• _Directions_
Return the listing below exactly, with the pictures dropped.

• _Supplied entries_
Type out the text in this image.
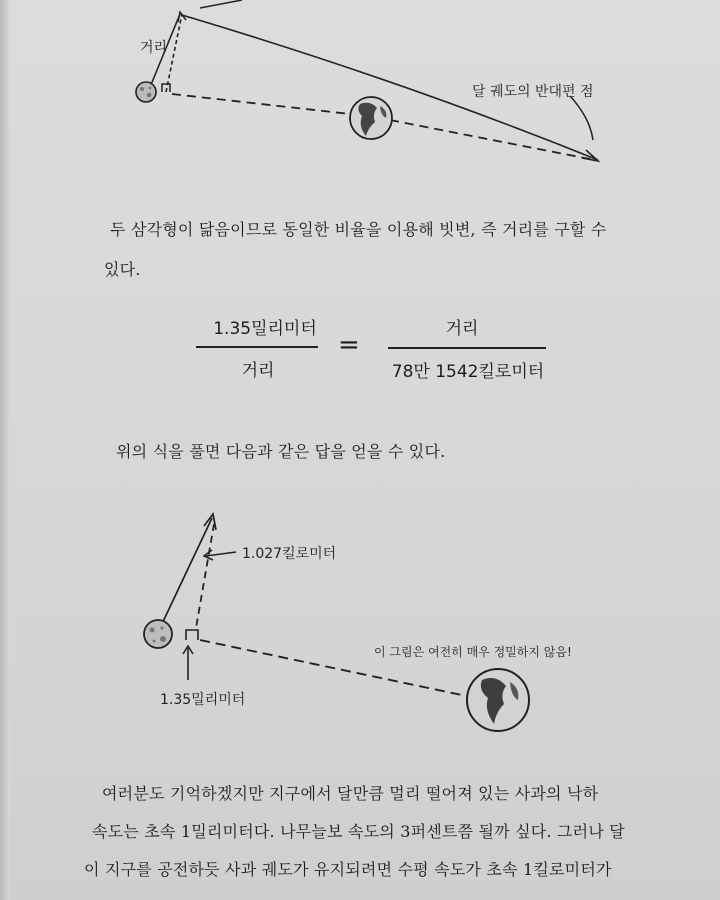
거리
달 궤도의 반대편 점
두 삼각형이 닮음이므로 동일한 비율을 이용해 빗변, 즉 거리를 구할 수
있다.
1.35밀리미터
거리
=
거리
78만 1542킬로미터
위의 식을 풀면 다음과 같은 답을 얻을 수 있다.
1.027킬로미터
1.35밀리미터
이 그림은 여전히 매우 정밀하지 않음!
여러분도 기억하겠지만 지구에서 달만큼 멀리 떨어져 있는 사과의 낙하
속도는 초속 1밀리미터다. 나무늘보 속도의 3퍼센트쯤 될까 싶다. 그러나 달
이 지구를 공전하듯 사과 궤도가 유지되려면 수평 속도가 초속 1킬로미터가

• _Expected answer_
Type out the text in this image.
거리
달 궤도의 반대편 점
두 삼각형이 닮음이므로 동일한 비율을 이용해 빗변, 즉 거리를 구할 수
있다.
1.35밀리미터
거리
=
거리
78만 1542킬로미터
위의 식을 풀면 다음과 같은 답을 얻을 수 있다.
1.027킬로미터
1.35밀리미터
이 그림은 여전히 매우 정밀하지 않음!
여러분도 기억하겠지만 지구에서 달만큼 멀리 떨어져 있는 사과의 낙하
속도는 초속 1밀리미터다. 나무늘보 속도의 3퍼센트쯤 될까 싶다. 그러나 달
이 지구를 공전하듯 사과 궤도가 유지되려면 수평 속도가 초속 1킬로미터가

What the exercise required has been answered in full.